WHAT IS EXPECTED
Which lines include the word "атауы"? Copy each of them.

--- BEGIN RECORDS PROVIDED ---

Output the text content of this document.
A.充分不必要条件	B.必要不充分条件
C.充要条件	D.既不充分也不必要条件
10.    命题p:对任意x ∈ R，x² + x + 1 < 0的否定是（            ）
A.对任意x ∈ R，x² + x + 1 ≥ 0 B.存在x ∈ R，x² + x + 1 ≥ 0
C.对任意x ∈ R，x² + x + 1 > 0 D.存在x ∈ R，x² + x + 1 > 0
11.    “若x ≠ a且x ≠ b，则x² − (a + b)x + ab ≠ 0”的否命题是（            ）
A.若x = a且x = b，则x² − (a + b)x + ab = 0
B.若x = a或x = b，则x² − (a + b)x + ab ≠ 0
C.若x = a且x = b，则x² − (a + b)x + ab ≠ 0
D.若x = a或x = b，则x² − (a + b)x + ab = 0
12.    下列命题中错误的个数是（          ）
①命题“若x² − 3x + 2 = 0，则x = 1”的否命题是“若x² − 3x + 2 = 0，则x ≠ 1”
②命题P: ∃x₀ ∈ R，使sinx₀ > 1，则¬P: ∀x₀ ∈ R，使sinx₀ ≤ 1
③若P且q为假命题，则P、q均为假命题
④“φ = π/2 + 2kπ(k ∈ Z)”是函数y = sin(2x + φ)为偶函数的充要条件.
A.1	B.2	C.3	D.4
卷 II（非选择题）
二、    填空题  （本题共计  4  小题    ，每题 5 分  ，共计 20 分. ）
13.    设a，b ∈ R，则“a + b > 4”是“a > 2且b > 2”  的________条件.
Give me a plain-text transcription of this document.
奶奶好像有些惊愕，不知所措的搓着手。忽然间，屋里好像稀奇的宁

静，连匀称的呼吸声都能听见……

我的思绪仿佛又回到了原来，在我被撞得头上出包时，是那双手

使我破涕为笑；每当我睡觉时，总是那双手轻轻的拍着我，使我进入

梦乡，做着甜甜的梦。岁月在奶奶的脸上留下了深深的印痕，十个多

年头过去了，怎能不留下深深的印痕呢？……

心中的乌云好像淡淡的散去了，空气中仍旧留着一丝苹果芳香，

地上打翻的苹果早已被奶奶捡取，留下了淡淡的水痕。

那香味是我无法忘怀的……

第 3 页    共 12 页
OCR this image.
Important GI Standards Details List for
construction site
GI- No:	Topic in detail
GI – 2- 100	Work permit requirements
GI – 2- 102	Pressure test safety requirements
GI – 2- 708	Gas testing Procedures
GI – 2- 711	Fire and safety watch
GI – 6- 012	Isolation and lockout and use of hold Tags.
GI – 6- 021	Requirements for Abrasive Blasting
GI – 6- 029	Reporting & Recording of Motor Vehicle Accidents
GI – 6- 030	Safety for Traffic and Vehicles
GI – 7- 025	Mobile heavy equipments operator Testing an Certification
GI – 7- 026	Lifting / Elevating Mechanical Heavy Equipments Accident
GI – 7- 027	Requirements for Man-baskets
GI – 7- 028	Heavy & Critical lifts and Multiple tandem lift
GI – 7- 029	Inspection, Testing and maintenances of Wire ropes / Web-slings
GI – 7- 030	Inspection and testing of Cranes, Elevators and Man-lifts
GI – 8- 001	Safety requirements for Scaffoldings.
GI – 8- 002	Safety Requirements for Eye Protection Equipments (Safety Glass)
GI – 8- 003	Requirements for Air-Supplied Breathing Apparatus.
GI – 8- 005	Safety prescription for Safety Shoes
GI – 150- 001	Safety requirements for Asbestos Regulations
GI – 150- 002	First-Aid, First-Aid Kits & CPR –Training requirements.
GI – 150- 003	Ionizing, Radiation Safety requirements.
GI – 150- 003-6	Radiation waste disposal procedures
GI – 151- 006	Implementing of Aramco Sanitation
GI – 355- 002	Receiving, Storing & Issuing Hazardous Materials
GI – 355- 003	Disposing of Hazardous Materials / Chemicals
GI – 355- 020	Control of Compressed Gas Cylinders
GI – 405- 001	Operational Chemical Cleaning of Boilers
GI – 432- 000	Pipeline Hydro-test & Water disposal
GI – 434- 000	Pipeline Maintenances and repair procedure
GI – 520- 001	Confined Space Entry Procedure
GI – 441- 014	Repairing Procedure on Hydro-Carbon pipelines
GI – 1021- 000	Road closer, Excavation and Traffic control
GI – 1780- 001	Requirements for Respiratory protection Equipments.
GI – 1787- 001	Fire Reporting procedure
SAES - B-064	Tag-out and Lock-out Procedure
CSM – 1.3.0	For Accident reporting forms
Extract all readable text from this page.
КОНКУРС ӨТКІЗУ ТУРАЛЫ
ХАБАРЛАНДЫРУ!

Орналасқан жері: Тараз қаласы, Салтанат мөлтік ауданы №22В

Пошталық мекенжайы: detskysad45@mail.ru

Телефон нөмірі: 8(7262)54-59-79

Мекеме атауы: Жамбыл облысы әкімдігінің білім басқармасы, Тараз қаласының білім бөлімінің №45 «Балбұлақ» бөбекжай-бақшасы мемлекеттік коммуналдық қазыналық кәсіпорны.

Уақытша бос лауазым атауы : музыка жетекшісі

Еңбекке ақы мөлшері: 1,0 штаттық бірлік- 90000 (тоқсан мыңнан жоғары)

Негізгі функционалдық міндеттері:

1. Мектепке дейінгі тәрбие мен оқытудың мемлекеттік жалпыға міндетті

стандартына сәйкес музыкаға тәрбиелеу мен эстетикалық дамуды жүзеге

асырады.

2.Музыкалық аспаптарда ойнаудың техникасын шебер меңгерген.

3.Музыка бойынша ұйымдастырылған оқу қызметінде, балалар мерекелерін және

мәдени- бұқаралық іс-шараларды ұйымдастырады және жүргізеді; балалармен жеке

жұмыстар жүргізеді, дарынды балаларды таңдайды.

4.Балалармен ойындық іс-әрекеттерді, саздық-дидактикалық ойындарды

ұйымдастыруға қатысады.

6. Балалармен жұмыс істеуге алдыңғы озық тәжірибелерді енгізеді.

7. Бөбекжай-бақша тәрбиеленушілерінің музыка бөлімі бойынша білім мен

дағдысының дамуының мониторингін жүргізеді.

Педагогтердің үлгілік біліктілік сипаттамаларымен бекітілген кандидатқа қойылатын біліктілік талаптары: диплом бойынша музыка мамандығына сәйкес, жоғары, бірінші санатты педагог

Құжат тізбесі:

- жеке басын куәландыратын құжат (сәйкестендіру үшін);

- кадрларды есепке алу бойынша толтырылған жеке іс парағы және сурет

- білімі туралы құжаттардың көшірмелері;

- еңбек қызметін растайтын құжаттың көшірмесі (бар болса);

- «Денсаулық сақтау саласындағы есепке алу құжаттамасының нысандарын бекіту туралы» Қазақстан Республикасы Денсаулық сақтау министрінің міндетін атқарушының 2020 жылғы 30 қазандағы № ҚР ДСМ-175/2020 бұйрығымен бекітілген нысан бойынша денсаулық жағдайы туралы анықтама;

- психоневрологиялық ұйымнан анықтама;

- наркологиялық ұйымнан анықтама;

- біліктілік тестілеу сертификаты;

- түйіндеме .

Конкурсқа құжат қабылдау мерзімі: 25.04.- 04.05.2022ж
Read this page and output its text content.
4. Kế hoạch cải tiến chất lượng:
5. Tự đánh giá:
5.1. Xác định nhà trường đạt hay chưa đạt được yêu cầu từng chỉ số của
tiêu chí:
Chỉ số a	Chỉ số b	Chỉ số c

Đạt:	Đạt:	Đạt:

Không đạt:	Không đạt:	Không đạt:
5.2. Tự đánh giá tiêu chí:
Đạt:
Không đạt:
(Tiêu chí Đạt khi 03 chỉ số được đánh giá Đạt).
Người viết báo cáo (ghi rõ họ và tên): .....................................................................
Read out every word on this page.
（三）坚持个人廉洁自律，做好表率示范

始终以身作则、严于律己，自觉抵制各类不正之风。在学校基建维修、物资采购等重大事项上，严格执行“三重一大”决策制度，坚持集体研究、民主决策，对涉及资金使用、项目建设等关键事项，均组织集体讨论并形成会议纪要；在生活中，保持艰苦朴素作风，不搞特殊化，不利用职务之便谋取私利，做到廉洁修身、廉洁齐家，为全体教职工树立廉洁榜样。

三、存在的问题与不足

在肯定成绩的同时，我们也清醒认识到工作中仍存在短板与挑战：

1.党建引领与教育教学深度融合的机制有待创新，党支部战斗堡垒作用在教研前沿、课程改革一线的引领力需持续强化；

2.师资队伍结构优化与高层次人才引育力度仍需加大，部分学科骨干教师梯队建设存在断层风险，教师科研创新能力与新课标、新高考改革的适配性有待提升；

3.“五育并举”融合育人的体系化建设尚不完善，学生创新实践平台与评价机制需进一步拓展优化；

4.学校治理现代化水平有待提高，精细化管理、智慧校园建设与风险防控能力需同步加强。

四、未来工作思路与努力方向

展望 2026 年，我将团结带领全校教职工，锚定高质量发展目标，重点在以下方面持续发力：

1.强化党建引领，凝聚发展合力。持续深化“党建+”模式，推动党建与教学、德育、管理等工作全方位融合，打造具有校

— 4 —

--- END RECORDS PROVIDED ---

RESULT OF THIS EXERCISE
Мекеме атауы: Жамбыл облысы әкімдігінің білім басқармасы, Тараз қаласының білім бөлімінің №45 «Балбұлақ» бөбекжай-бақшасы мемлекеттік коммуналдық қазыналық кәсіпорны.
Уақытша бос лауазым атауы : музыка жетекшісі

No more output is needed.